> **Given exercise**: Extract, from the records beneath this instruction, each line that contains the word "vysvětlil".

> **Excerpted records**:
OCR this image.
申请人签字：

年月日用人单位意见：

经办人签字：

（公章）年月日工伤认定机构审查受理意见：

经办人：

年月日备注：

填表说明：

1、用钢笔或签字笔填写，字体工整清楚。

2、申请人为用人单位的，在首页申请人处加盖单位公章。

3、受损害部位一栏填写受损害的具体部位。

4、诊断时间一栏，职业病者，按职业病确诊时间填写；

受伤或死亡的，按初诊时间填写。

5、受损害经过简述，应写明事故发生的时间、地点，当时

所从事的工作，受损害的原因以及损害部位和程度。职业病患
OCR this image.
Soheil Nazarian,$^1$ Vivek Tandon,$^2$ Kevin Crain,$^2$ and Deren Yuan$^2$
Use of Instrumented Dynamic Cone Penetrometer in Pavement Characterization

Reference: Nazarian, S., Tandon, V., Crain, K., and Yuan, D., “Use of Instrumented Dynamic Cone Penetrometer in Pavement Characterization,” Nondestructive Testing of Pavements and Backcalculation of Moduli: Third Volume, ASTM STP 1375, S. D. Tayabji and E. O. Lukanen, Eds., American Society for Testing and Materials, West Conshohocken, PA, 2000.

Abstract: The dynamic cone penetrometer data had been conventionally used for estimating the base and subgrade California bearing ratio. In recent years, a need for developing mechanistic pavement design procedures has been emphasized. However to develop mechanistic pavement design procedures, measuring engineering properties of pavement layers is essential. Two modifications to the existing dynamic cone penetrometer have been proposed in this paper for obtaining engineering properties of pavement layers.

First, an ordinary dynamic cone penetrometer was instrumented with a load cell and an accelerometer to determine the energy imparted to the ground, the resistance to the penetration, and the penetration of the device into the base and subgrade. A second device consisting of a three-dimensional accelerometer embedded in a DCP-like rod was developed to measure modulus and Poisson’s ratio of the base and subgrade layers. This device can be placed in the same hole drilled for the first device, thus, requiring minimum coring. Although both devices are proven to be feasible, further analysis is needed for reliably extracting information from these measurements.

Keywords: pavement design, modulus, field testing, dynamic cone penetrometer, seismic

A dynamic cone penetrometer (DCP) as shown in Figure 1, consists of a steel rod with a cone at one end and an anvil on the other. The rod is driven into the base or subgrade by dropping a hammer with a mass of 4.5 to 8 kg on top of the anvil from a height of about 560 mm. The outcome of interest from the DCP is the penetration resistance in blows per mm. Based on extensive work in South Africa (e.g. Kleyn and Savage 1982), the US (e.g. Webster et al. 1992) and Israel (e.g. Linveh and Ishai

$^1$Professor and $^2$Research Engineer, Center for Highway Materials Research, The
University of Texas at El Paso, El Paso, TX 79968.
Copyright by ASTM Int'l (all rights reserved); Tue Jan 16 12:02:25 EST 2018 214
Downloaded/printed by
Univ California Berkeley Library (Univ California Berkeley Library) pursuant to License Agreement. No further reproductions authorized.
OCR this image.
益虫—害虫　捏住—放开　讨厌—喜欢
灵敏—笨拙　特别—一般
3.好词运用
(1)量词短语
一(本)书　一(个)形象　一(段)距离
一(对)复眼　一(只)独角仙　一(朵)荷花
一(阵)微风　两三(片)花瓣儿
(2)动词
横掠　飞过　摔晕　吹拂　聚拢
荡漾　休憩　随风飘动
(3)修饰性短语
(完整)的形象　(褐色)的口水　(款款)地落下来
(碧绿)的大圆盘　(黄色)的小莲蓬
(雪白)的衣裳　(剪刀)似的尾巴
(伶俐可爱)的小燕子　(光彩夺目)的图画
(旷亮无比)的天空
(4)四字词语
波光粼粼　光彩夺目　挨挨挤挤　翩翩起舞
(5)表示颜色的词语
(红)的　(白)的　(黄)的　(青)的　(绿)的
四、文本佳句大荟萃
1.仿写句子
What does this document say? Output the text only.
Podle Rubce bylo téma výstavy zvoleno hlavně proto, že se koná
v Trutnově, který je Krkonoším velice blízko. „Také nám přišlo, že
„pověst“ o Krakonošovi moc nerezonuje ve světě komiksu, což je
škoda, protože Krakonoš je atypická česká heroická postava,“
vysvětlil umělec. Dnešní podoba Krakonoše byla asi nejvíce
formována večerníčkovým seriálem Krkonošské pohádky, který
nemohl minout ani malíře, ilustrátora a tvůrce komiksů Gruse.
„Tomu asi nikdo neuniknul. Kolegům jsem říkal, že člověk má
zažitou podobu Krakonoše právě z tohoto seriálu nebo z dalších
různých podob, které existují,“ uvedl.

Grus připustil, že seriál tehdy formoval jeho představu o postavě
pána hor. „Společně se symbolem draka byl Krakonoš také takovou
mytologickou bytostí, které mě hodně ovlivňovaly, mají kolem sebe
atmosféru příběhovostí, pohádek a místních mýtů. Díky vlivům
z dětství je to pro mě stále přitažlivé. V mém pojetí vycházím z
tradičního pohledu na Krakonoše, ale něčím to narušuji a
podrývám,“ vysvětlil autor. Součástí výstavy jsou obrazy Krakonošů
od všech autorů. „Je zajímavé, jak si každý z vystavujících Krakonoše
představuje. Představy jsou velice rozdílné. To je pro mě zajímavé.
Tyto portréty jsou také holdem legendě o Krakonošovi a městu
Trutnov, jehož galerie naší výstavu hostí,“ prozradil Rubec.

> **Written answer**:
vysvětlil umělec. Dnešní podoba Krakonoše byla asi nejvíce
podrývám,“ vysvětlil autor. Součástí výstavy jsou obrazy Krakonošů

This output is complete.